Begin Selected passage

Whose fault is it really?

Addressing the lack of early actions requires political changes. The real problem lies in bureaucratic incompetence, lacks of accountability and insufficient commitment to environmental problems. The first two issues can be easily seen in Vietnam’s typhoon forecast debacle. A party leader in Quang Ngai province, one of the areas hit hardest by Typhoon Ketsana, blamed his province’s unpreparedness on inaccurate forecasts by the National Center for Hydrometerological Forecasting. The Center demurred, saying that notices released by the national center as well as the local center all included Quang Ngai as a potential region. Regardless of the truth, Quang Ngai leaders were at fault for their failure to prepare for the worst-case scenario, and their subsequent failure to evacuate the villagers in a timely manner. Chief of the Quang Ngai’s Steering Board for Flood and Storm Control Truong Ngoc Nhi later said: “It is unnecessary to find who is wrong and who is right but it is more important to deal with losses and stabilize the lives of the local residents.” (Source: Vietnam News). This highlights the buck passing practice all too common in the Vietnamese government: officials deflect the blame and downplay the need for accountability when the blame falls on them. Without accountability, incompetence cannot be corrected. Without competent officials, more people will die.

End Selected passage

### Request 1
Answer these questions about the typhoon passage:
(a) Which province's party leader blamed its unpreparedness on inaccurate forecasts?
(b) According to the National Center for Hydrometerological Forecasting, which province did its notices and the local center's notices include as a potential region?
(c) What three things does the text say the real problem lies in?

Begin Data shown

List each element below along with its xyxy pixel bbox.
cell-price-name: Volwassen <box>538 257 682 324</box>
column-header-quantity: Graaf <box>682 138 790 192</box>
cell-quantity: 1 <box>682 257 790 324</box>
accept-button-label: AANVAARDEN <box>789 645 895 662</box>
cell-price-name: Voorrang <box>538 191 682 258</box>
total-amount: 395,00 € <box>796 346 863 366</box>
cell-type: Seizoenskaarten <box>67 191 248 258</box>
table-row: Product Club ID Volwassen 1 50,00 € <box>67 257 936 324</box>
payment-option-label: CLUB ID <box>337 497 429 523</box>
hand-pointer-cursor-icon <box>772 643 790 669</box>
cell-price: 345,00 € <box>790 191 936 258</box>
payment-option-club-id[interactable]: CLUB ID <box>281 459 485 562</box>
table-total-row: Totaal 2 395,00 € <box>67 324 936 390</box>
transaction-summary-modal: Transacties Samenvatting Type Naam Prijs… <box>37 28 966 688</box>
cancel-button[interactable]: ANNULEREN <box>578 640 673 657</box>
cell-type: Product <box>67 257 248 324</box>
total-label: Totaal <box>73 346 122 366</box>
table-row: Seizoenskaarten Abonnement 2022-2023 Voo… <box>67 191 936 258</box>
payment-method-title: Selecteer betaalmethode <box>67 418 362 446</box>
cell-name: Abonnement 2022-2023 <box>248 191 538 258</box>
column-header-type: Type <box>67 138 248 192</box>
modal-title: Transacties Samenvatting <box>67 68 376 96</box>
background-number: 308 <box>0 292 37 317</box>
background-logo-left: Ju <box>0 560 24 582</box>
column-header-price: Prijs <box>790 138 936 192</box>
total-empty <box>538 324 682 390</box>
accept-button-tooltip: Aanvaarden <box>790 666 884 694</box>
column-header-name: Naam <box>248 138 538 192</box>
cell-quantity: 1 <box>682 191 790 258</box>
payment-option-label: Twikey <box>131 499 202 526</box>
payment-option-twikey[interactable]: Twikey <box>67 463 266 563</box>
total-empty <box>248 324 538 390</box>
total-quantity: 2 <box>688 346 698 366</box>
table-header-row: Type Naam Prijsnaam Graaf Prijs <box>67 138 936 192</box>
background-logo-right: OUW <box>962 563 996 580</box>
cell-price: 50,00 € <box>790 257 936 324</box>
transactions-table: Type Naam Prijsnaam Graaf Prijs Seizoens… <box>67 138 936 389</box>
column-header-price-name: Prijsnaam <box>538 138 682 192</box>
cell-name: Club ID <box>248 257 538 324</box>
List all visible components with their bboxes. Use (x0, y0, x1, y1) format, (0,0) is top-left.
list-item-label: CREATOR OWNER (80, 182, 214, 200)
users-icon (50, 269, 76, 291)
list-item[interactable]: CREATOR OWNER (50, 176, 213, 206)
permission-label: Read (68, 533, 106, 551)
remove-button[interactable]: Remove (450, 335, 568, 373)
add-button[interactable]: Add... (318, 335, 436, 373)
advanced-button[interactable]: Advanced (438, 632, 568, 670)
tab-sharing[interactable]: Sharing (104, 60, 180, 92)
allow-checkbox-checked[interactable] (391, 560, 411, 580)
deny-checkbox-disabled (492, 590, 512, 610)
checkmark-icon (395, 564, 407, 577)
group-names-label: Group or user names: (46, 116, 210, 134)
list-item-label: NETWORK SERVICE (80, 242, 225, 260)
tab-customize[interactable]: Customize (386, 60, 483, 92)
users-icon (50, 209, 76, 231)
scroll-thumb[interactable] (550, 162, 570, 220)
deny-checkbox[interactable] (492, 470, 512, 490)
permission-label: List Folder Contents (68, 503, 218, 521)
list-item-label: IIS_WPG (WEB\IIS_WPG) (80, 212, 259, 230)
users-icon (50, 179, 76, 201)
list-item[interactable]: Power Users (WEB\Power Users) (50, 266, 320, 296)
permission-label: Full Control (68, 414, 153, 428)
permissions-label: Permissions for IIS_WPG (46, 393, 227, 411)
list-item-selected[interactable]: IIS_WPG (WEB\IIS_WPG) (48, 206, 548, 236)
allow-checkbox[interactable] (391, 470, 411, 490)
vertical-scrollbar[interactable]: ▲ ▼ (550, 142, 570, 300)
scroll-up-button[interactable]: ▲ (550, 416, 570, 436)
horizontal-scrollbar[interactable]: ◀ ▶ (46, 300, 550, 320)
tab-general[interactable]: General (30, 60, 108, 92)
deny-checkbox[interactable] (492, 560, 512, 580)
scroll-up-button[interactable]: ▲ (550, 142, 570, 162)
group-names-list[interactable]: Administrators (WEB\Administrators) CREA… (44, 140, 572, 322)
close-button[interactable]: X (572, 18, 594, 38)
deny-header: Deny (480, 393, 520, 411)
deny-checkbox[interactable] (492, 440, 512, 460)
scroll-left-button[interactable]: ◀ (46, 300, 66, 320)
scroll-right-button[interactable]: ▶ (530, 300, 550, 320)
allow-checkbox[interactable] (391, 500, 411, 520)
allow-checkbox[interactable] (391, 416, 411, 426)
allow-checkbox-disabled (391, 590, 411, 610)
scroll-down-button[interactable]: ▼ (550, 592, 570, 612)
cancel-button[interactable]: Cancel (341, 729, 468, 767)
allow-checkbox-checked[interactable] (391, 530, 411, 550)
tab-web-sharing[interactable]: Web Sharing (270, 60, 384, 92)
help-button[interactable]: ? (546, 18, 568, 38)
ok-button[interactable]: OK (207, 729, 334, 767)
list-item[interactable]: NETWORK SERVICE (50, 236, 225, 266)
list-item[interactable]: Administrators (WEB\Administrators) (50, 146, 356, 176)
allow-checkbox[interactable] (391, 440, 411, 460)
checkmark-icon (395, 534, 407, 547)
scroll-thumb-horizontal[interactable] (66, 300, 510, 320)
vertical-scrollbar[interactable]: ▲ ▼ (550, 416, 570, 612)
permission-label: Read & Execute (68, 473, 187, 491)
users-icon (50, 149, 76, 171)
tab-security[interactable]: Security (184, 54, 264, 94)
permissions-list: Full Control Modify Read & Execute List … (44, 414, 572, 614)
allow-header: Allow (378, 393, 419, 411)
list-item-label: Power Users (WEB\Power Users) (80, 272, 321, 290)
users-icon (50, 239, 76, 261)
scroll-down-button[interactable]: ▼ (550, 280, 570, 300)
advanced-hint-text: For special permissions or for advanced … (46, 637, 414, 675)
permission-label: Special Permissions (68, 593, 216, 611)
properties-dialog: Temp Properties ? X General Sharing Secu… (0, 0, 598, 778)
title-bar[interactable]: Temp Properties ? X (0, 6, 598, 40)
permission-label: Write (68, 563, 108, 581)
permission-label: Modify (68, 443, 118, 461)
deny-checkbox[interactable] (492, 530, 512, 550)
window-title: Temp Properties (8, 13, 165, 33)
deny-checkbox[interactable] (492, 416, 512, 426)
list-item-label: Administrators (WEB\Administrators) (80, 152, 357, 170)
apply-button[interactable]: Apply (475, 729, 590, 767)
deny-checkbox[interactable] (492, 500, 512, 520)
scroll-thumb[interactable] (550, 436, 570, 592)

End Data shown

### Request 2
Copy the records from their first line through the line containing "total-amount: 395,00 €", with both ends included.

### Exercise solution 1
(a) Quang Ngai province.
(b) Quang Ngai.
(c) Bureaucratic incompetence, lacks of accountability and insufficient commitment to environmental problems.

### Exercise solution 2
List each element below along with its xyxy pixel bbox.
cell-price-name: Volwassen <box>538 257 682 324</box>
column-header-quantity: Graaf <box>682 138 790 192</box>
cell-quantity: 1 <box>682 257 790 324</box>
accept-button-label: AANVAARDEN <box>789 645 895 662</box>
cell-price-name: Voorrang <box>538 191 682 258</box>
total-amount: 395,00 € <box>796 346 863 366</box>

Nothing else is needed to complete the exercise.